__Collected data entries__:

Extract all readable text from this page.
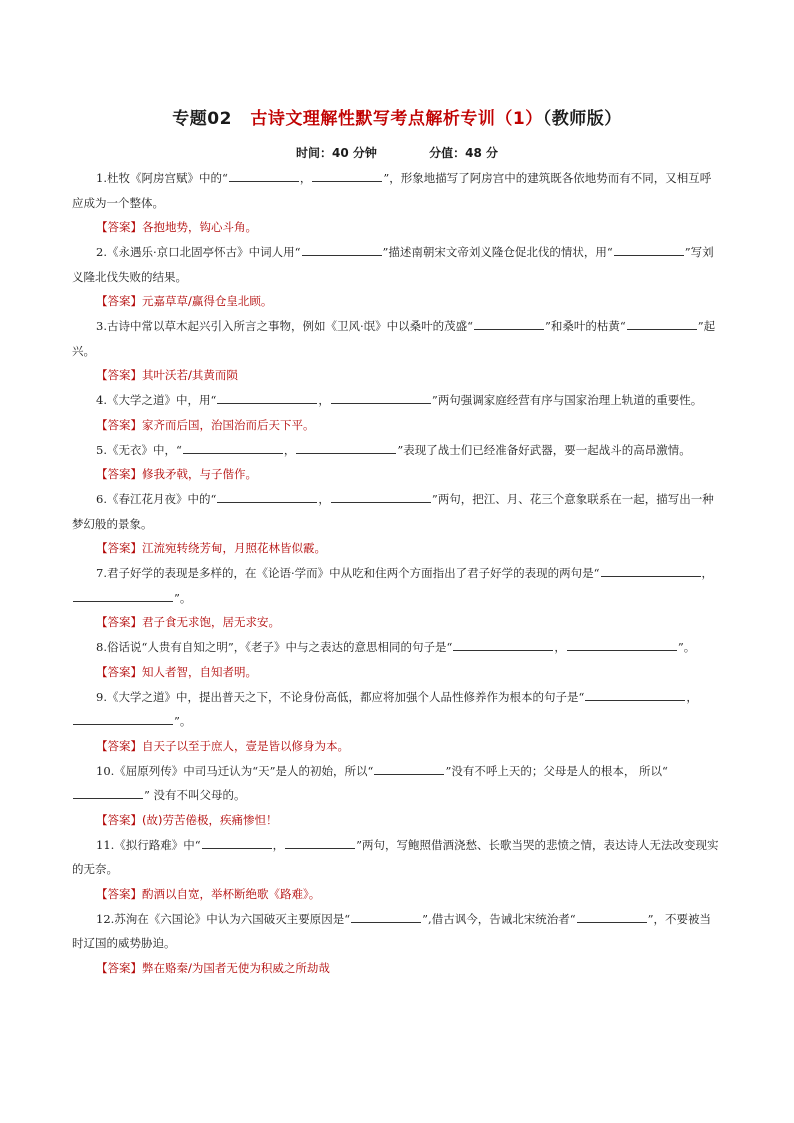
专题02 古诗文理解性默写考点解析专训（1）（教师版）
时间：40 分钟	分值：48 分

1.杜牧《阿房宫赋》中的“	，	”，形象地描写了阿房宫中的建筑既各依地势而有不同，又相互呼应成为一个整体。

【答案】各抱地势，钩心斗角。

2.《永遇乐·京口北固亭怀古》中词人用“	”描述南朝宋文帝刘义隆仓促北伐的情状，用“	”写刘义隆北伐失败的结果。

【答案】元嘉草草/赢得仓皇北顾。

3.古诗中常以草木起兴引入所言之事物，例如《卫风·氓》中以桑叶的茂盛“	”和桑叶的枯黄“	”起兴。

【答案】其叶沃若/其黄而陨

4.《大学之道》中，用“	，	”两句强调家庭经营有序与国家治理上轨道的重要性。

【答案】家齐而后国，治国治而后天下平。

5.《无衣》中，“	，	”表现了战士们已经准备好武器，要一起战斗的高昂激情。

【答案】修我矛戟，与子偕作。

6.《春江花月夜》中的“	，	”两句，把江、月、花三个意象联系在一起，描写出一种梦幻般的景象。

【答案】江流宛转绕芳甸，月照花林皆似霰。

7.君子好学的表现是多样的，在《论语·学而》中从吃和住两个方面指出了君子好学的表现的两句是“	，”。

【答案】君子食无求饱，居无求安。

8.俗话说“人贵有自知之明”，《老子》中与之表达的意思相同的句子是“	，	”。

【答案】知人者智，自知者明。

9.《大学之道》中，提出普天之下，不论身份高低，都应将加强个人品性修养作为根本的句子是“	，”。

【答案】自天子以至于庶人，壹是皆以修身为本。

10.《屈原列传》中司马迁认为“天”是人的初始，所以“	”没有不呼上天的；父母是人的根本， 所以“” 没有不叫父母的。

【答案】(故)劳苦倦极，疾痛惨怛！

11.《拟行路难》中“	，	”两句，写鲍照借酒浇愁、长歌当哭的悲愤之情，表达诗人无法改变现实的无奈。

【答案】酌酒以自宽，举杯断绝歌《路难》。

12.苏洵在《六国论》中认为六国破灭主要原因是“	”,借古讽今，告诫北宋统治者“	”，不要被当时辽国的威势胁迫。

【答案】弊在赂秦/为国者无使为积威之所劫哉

---

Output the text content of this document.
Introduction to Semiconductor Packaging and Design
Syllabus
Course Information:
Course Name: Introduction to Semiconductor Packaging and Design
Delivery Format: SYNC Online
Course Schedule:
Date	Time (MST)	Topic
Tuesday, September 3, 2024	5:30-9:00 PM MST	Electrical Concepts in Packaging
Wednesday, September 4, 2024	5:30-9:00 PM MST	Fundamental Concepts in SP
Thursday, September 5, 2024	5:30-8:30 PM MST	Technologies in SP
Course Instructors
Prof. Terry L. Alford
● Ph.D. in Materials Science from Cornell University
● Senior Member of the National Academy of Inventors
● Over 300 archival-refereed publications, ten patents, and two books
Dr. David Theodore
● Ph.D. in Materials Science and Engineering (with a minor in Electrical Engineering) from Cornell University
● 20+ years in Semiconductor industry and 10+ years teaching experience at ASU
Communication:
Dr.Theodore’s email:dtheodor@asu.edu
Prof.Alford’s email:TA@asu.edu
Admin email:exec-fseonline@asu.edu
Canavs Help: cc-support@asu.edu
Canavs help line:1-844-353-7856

...

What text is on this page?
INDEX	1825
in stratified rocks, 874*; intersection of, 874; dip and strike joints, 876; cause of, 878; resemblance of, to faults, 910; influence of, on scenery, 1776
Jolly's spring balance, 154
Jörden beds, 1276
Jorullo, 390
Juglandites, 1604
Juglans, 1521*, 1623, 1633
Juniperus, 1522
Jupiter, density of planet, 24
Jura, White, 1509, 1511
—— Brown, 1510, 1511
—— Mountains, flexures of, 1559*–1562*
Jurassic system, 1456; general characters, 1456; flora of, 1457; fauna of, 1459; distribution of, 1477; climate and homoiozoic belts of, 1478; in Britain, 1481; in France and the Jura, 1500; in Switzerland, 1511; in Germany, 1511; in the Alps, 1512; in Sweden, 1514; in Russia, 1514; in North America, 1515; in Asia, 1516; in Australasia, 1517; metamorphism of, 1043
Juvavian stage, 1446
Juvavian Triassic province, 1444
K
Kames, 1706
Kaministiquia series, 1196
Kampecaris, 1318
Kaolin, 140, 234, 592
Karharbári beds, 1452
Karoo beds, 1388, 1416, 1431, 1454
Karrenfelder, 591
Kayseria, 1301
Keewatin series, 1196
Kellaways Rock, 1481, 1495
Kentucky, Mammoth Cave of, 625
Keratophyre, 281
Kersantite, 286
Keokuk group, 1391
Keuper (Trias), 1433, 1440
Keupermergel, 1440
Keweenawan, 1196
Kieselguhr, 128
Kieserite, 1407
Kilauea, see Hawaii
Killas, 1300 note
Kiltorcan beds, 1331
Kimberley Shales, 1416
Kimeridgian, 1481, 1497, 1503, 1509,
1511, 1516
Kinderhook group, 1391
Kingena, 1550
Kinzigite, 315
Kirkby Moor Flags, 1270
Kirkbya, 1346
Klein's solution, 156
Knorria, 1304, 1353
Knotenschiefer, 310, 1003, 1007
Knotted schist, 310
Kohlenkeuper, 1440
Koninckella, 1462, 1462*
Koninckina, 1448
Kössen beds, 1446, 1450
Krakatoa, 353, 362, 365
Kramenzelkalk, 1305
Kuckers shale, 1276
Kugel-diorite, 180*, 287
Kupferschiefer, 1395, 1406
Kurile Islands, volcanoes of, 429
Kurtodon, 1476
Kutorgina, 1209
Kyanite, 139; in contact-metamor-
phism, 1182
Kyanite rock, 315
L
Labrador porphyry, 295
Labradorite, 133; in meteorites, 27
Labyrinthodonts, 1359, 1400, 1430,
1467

__AIM OF THE TASK__: Report how many lines in the entries hold the string "Juvavian". Nothing but the number is wanted.

__WRITTEN REPLY__: 2